Stored records
========================================================================
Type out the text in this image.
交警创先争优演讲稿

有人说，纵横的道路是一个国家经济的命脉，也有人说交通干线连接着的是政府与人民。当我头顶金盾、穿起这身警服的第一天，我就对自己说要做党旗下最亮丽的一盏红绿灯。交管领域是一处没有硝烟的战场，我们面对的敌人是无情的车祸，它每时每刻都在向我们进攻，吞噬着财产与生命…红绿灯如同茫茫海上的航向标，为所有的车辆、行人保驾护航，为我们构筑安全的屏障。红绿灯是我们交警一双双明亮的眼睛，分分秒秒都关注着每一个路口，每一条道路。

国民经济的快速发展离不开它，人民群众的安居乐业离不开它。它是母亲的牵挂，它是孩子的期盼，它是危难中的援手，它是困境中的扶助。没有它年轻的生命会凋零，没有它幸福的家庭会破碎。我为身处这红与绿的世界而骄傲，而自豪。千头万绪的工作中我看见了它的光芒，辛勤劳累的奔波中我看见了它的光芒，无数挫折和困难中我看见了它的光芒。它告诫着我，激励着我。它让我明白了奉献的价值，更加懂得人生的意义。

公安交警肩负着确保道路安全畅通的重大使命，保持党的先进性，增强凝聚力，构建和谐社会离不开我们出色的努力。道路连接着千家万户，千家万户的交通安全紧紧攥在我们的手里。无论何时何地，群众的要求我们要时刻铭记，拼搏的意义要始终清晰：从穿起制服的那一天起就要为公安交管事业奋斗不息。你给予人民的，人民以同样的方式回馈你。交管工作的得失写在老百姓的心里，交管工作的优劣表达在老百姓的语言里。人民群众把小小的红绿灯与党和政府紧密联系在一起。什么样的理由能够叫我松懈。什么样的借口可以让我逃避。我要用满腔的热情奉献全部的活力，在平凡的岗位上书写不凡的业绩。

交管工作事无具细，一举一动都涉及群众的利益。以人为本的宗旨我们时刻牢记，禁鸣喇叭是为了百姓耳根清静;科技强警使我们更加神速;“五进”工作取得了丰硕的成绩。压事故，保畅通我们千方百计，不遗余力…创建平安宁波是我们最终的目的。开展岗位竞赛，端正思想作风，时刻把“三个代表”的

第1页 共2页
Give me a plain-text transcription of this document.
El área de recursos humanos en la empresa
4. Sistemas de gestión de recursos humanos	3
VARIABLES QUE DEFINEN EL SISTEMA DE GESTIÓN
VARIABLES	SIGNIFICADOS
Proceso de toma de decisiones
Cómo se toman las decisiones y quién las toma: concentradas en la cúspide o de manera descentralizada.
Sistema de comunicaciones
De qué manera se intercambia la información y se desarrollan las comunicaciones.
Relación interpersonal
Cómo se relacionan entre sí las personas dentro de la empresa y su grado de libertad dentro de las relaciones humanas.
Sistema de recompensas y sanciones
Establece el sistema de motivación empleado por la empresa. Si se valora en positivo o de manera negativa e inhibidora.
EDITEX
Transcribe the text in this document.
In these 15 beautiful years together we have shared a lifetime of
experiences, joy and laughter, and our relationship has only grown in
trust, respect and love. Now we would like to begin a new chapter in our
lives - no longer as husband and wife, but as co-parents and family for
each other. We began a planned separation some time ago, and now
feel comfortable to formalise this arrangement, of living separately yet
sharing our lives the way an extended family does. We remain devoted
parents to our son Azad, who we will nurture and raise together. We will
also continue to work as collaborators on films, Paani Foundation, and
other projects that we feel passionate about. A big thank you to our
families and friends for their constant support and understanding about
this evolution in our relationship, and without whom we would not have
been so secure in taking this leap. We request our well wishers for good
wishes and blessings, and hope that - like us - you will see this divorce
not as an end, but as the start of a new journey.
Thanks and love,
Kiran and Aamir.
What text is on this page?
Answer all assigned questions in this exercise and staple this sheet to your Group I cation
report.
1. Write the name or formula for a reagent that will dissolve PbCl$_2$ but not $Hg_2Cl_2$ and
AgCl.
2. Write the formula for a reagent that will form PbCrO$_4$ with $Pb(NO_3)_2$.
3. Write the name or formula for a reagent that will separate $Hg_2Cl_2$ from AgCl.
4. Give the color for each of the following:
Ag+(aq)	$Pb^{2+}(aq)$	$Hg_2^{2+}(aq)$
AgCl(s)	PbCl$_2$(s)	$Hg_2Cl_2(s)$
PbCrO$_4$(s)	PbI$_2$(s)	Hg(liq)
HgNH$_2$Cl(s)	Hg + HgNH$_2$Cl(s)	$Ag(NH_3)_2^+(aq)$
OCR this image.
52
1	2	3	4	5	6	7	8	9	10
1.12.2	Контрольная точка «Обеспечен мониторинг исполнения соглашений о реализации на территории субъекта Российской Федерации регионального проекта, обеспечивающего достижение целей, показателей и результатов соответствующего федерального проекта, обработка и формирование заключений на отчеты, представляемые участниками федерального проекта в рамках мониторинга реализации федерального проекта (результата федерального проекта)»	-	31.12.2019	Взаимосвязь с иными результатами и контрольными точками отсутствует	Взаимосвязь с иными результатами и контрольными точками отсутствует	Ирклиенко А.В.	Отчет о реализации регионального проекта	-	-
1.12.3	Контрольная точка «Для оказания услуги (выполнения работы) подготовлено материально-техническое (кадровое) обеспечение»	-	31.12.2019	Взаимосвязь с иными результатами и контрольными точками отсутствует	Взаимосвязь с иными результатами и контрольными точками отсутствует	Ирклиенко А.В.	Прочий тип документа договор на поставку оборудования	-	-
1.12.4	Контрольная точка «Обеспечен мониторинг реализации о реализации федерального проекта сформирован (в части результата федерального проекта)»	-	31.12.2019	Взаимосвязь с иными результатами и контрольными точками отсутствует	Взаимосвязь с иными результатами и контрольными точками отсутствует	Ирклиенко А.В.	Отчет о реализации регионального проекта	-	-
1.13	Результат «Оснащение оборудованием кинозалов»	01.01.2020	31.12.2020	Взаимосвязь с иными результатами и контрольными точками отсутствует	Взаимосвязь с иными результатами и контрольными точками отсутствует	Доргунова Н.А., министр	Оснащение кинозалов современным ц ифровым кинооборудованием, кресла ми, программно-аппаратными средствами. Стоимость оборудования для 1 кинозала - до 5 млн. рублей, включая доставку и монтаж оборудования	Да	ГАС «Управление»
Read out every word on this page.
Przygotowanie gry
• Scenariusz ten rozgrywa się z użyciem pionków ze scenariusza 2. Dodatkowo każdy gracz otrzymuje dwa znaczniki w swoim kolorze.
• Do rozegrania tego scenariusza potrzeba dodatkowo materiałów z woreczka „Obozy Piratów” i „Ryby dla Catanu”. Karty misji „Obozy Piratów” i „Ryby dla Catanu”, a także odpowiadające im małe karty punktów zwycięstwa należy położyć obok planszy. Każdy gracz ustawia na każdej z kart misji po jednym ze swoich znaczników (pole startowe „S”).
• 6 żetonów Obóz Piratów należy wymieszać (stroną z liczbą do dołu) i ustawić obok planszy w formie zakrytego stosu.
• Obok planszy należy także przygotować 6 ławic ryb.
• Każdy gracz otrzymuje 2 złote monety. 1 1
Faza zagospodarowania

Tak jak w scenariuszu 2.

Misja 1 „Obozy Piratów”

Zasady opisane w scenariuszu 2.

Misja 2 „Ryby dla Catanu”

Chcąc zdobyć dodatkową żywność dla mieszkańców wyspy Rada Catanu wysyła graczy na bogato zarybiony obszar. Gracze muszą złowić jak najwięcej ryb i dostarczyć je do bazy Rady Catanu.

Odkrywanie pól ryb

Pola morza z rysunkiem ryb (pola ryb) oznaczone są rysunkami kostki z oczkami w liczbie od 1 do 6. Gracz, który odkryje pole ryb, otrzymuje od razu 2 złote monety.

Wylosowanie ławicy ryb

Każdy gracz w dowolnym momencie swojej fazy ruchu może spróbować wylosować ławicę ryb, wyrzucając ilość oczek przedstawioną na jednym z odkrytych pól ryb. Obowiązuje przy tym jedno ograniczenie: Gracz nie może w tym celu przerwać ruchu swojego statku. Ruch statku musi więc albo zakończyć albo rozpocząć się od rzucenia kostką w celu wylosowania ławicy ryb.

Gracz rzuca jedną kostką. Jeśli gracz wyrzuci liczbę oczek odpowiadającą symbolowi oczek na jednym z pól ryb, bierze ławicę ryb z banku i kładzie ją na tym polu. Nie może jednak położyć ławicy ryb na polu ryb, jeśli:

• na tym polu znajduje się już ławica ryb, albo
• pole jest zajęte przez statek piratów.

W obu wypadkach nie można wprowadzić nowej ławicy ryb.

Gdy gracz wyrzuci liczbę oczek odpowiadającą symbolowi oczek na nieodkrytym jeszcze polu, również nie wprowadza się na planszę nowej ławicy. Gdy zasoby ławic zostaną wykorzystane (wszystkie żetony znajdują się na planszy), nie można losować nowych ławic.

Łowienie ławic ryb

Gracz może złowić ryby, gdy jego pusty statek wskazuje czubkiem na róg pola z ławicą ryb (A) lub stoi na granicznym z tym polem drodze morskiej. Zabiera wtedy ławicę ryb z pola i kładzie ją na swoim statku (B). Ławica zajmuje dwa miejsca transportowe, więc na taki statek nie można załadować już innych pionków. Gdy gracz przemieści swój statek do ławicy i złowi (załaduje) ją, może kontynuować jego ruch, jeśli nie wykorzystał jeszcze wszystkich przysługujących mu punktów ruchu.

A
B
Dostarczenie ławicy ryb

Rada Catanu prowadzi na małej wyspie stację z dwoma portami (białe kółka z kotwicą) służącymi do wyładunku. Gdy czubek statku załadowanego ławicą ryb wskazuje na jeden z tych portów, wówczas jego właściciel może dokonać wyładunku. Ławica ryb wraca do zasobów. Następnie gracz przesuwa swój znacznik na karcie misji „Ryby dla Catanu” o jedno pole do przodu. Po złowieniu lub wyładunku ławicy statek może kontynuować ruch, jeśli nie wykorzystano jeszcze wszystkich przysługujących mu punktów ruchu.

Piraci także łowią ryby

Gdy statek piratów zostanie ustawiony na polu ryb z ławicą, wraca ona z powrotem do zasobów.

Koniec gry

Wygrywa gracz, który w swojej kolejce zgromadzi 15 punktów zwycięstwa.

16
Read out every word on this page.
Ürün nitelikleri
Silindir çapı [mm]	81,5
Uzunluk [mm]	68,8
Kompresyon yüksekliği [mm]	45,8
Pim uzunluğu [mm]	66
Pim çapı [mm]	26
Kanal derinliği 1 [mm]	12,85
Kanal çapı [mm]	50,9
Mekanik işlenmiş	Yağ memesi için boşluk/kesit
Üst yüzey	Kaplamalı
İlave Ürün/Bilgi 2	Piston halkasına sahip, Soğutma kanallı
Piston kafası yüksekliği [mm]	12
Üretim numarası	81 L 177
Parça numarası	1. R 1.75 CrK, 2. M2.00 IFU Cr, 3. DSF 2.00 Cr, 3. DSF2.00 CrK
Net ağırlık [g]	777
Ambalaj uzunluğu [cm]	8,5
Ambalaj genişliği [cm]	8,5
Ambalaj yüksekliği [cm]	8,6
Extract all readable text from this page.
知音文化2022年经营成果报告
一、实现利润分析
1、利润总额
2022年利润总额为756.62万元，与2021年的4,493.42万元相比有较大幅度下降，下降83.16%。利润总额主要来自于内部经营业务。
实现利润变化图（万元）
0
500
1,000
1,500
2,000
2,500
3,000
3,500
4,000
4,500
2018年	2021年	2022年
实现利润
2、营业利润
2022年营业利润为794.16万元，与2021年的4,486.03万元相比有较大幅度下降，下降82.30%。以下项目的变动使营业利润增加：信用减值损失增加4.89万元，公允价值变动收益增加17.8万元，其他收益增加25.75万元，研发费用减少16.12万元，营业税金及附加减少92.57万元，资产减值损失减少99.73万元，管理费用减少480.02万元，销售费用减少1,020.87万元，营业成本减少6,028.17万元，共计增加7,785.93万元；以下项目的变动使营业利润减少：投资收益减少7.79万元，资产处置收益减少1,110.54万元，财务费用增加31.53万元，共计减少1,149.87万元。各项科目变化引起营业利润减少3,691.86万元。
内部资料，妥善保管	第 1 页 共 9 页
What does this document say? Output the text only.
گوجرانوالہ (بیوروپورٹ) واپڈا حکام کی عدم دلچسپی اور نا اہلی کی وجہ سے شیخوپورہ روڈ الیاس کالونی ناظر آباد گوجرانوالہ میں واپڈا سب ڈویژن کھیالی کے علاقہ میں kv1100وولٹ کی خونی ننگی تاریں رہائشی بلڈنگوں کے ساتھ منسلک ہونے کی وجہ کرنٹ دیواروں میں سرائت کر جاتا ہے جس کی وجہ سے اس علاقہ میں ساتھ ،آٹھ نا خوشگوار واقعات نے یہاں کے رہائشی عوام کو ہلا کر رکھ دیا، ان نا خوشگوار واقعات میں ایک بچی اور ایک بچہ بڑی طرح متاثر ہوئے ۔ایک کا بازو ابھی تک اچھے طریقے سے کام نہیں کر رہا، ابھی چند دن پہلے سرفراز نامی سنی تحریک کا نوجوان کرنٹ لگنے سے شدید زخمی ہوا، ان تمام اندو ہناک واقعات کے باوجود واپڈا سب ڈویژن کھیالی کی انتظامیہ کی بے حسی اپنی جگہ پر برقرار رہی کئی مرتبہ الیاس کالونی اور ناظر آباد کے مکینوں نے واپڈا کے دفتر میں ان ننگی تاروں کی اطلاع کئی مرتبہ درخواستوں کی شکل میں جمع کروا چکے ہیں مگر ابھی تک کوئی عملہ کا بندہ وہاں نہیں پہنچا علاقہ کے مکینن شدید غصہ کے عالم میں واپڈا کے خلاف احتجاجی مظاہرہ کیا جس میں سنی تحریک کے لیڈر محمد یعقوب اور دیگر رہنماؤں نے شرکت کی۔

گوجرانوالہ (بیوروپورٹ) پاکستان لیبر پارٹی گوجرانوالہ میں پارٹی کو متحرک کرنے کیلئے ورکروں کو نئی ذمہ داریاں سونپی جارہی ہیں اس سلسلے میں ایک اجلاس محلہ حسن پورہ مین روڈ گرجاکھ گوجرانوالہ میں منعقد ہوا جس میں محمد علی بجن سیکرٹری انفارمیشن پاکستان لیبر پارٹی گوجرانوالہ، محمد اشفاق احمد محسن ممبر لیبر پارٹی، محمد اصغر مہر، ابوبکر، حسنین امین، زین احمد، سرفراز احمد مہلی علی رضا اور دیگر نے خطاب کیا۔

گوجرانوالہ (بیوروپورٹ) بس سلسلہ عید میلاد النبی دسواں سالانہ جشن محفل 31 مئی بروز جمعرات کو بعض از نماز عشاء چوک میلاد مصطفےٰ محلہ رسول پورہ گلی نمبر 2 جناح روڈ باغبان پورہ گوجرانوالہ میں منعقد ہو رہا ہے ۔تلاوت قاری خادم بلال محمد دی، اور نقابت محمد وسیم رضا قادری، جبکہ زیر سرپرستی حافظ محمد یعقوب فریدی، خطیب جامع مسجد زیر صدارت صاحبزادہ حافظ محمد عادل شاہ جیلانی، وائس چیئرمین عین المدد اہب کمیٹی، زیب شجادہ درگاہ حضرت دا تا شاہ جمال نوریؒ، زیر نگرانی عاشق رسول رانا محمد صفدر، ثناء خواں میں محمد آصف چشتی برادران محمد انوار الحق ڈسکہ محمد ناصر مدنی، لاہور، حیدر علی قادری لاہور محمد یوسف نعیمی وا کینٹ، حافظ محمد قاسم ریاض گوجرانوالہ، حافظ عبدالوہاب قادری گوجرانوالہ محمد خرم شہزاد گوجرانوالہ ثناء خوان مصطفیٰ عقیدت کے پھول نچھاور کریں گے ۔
========================================================================
» GOAL
Copy all lines from the material that contain "wraca".

» REPLY
Rada Catanu prowadzi na małej wyspie stację z dwoma portami (białe kółka z kotwicą) służącymi do wyładunku. Gdy czubek statku załadowanego ławicą ryb wskazuje na jeden z tych portów, wówczas jego właściciel może dokonać wyładunku. Ławica ryb wraca do zasobów. Następnie gracz przesuwa swój znacznik na karcie misji „Ryby dla Catanu” o jedno pole do przodu. Po złowieniu lub wyładunku ławicy statek może kontynuować ruch, jeśli nie wykorzystano jeszcze wszystkich przysługujących mu punktów ruchu.
Gdy statek piratów zostanie ustawiony na polu ryb z ławicą, wraca ona z powrotem do zasobów.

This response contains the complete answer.